START

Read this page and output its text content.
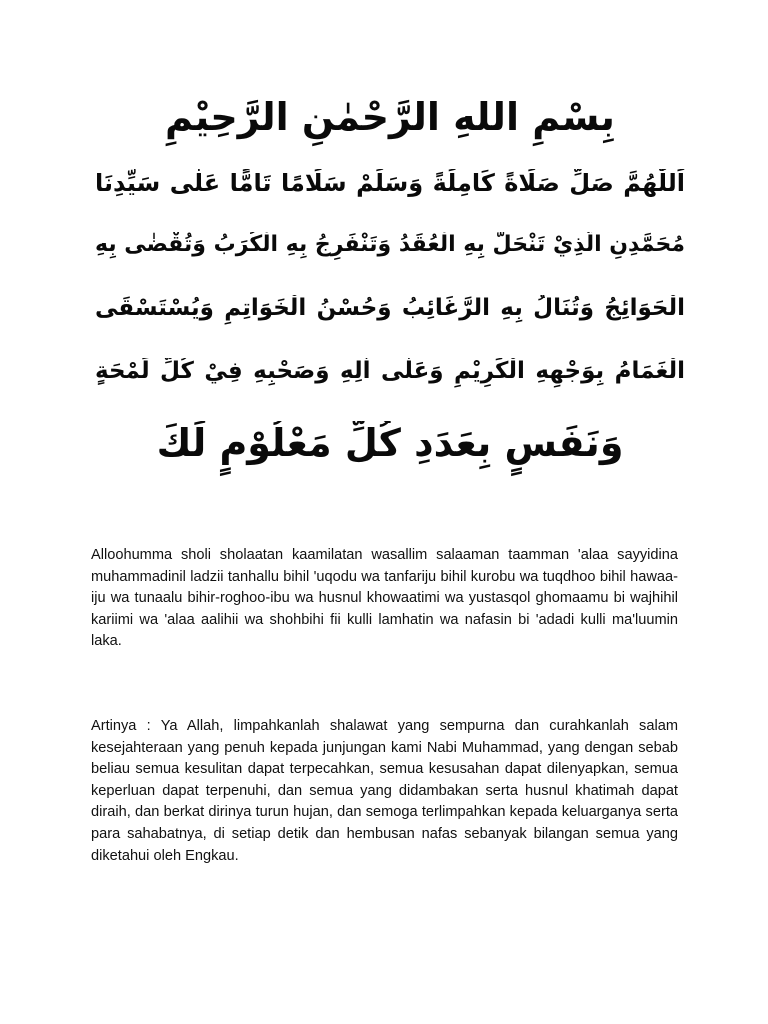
بِسْمِ اللهِ الرَّحْمٰنِ الرَّحِيْمِ
اَللّٰهُمَّ صَلِّ صَلَاةً كَامِلَةً وَسَلِّمْ سَلَامًا تَامًّا عَلٰى سَيِّدِنَا
مُحَمَّدِنِ الَّذِيْ تَنْحَلُّ بِهِ الْعُقَدُ وَتَنْفَرِجُ بِهِ الْكُرَبُ وَتُقْضٰى بِهِ
الْحَوَائِجُ وَتُنَالُ بِهِ الرَّغَائِبُ وَحُسْنُ الْخَوَاتِمِ وَيُسْتَسْقَى
الْغَمَامُ بِوَجْهِهِ الْكَرِيْمِ وَعَلٰى اٰلِهِ وَصَحْبِهِ فِيْ كُلِّ لَمْحَةٍ
وَنَفَسٍ بِعَدَدِ كُلِّ مَعْلُوْمٍ لَكَ

Alloohumma sholi sholaatan kaamilatan wasallim salaaman taamman 'alaa sayyidina muhammadinil ladzii tanhallu bihil 'uqodu wa tanfariju bihil kurobu wa tuqdhoo bihil hawaa-iju wa tunaalu bihir-roghoo-ibu wa husnul khowaatimi wa yustasqol ghomaamu bi wajhihil kariimi wa 'alaa aalihii wa shohbihi fii kulli lamhatin wa nafasin bi 'adadi kulli ma'luumin laka.

Artinya : Ya Allah, limpahkanlah shalawat yang sempurna dan curahkanlah salam kesejahteraan yang penuh kepada junjungan kami Nabi Muhammad, yang dengan sebab beliau semua kesulitan dapat terpecahkan, semua kesusahan dapat dilenyapkan, semua keperluan dapat terpenuhi, dan semua yang didambakan serta husnul khatimah dapat diraih, dan berkat dirinya turun hujan, dan semoga terlimpahkan kepada keluarganya serta para sahabatnya, di setiap detik dan hembusan nafas sebanyak bilangan semua yang diketahui oleh Engkau.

END

Exercise description:
Copy down every line of the material above that includes the string "husnul".

Task output:
Alloohumma sholi sholaatan kaamilatan wasallim salaaman taamman 'alaa sayyidina muhammadinil ladzii tanhallu bihil 'uqodu wa tanfariju bihil kurobu wa tuqdhoo bihil hawaa-iju wa tunaalu bihir-roghoo-ibu wa husnul khowaatimi wa yustasqol ghomaamu bi wajhihil kariimi wa 'alaa aalihii wa shohbihi fii kulli lamhatin wa nafasin bi 'adadi kulli ma'luumin laka.
Artinya : Ya Allah, limpahkanlah shalawat yang sempurna dan curahkanlah salam kesejahteraan yang penuh kepada junjungan kami Nabi Muhammad, yang dengan sebab beliau semua kesulitan dapat terpecahkan, semua kesusahan dapat dilenyapkan, semua keperluan dapat terpenuhi, dan semua yang didambakan serta husnul khatimah dapat diraih, dan berkat dirinya turun hujan, dan semoga terlimpahkan kepada keluarganya serta para sahabatnya, di setiap detik dan hembusan nafas sebanyak bilangan semua yang diketahui oleh Engkau.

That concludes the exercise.